--- start Extracted material ---
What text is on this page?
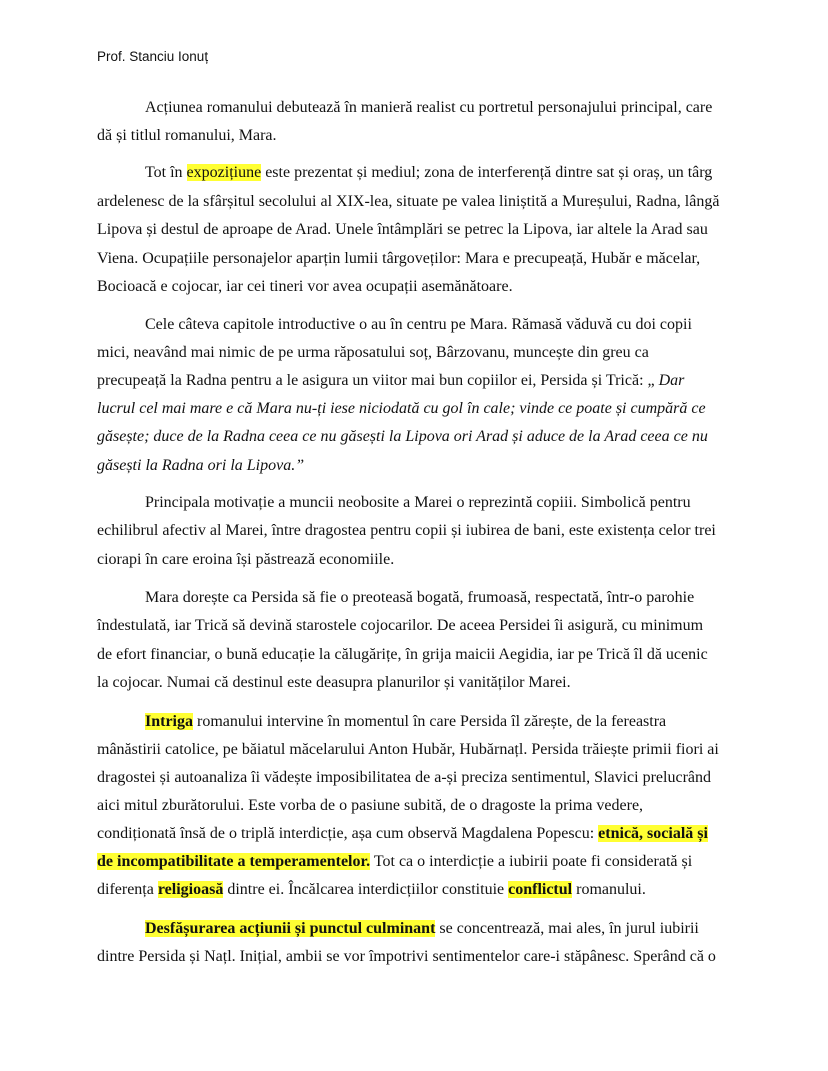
Prof. Stanciu Ionuț
Acțiunea romanului debutează în manieră realist cu portretul personajului principal, care
dă și titlul romanului, Mara.
Tot în expozițiune este prezentat și mediul; zona de interferență dintre sat și oraș, un târg
ardelenesc de la sfârșitul secolului al XIX-lea, situate pe valea liniștită a Mureșului, Radna, lângă
Lipova și destul de aproape de Arad. Unele întâmplări se petrec la Lipova, iar altele la Arad sau
Viena. Ocupațiile personajelor aparțin lumii târgoveților: Mara e precupeață, Hubăr e măcelar,
Bocioacă e cojocar, iar cei tineri vor avea ocupații asemănătoare.
Cele câteva capitole introductive o au în centru pe Mara. Rămasă văduvă cu doi copii
mici, neavând mai nimic de pe urma răposatului soț, Bârzovanu, muncește din greu ca
precupeață la Radna pentru a le asigura un viitor mai bun copiilor ei, Persida și Trică: „ Dar
lucrul cel mai mare e că Mara nu-ți iese niciodată cu gol în cale; vinde ce poate și cumpără ce
găsește; duce de la Radna ceea ce nu găsești la Lipova ori Arad și aduce de la Arad ceea ce nu
găsești la Radna ori la Lipova.”
Principala motivație a muncii neobosite a Marei o reprezintă copiii. Simbolică pentru
echilibrul afectiv al Marei, între dragostea pentru copii și iubirea de bani, este existența celor trei
ciorapi în care eroina își păstrează economiile.
Mara dorește ca Persida să fie o preoteasă bogată, frumoasă, respectată, într-o parohie
îndestulată, iar Trică să devină starostele cojocarilor. De aceea Persidei îi asigură, cu minimum
de efort financiar, o bună educație la călugărițe, în grija maicii Aegidia, iar pe Trică îl dă ucenic
la cojocar. Numai că destinul este deasupra planurilor și vanităților Marei.
Intriga romanului intervine în momentul în care Persida îl zărește, de la fereastra
mânăstirii catolice, pe băiatul măcelarului Anton Hubăr, Hubărnațl. Persida trăiește primii fiori ai
dragostei și autoanaliza îi vădește imposibilitatea de a-și preciza sentimentul, Slavici prelucrând
aici mitul zburătorului. Este vorba de o pasiune subită, de o dragoste la prima vedere,
condiționată însă de o triplă interdicție, așa cum observă Magdalena Popescu: etnică, socială și
de incompatibilitate a temperamentelor. Tot ca o interdicție a iubirii poate fi considerată și
diferența religioasă dintre ei. Încălcarea interdicțiilor constituie conflictul romanului.
Desfășurarea acțiunii și punctul culminant se concentrează, mai ales, în jurul iubirii
dintre Persida și Națl. Inițial, ambii se vor împotrivi sentimentelor care-i stăpânesc. Sperând că o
--- end Extracted material ---
Request: With the pictures left out, transcribe the material exactly.

Answer for this exercise:
What text is on this page?
Prof. Stanciu Ionuț
Acțiunea romanului debutează în manieră realist cu portretul personajului principal, care
dă și titlul romanului, Mara.
Tot în expozițiune este prezentat și mediul; zona de interferență dintre sat și oraș, un târg
ardelenesc de la sfârșitul secolului al XIX-lea, situate pe valea liniștită a Mureșului, Radna, lângă
Lipova și destul de aproape de Arad. Unele întâmplări se petrec la Lipova, iar altele la Arad sau
Viena. Ocupațiile personajelor aparțin lumii târgoveților: Mara e precupeață, Hubăr e măcelar,
Bocioacă e cojocar, iar cei tineri vor avea ocupații asemănătoare.
Cele câteva capitole introductive o au în centru pe Mara. Rămasă văduvă cu doi copii
mici, neavând mai nimic de pe urma răposatului soț, Bârzovanu, muncește din greu ca
precupeață la Radna pentru a le asigura un viitor mai bun copiilor ei, Persida și Trică: „ Dar
lucrul cel mai mare e că Mara nu-ți iese niciodată cu gol în cale; vinde ce poate și cumpără ce
găsește; duce de la Radna ceea ce nu găsești la Lipova ori Arad și aduce de la Arad ceea ce nu
găsești la Radna ori la Lipova.”
Principala motivație a muncii neobosite a Marei o reprezintă copiii. Simbolică pentru
echilibrul afectiv al Marei, între dragostea pentru copii și iubirea de bani, este existența celor trei
ciorapi în care eroina își păstrează economiile.
Mara dorește ca Persida să fie o preoteasă bogată, frumoasă, respectată, într-o parohie
îndestulată, iar Trică să devină starostele cojocarilor. De aceea Persidei îi asigură, cu minimum
de efort financiar, o bună educație la călugărițe, în grija maicii Aegidia, iar pe Trică îl dă ucenic
la cojocar. Numai că destinul este deasupra planurilor și vanităților Marei.
Intriga romanului intervine în momentul în care Persida îl zărește, de la fereastra
mânăstirii catolice, pe băiatul măcelarului Anton Hubăr, Hubărnațl. Persida trăiește primii fiori ai
dragostei și autoanaliza îi vădește imposibilitatea de a-și preciza sentimentul, Slavici prelucrând
aici mitul zburătorului. Este vorba de o pasiune subită, de o dragoste la prima vedere,
condiționată însă de o triplă interdicție, așa cum observă Magdalena Popescu: etnică, socială și
de incompatibilitate a temperamentelor. Tot ca o interdicție a iubirii poate fi considerată și
diferența religioasă dintre ei. Încălcarea interdicțiilor constituie conflictul romanului.
Desfășurarea acțiunii și punctul culminant se concentrează, mai ales, în jurul iubirii
dintre Persida și Națl. Inițial, ambii se vor împotrivi sentimentelor care-i stăpânesc. Sperând că o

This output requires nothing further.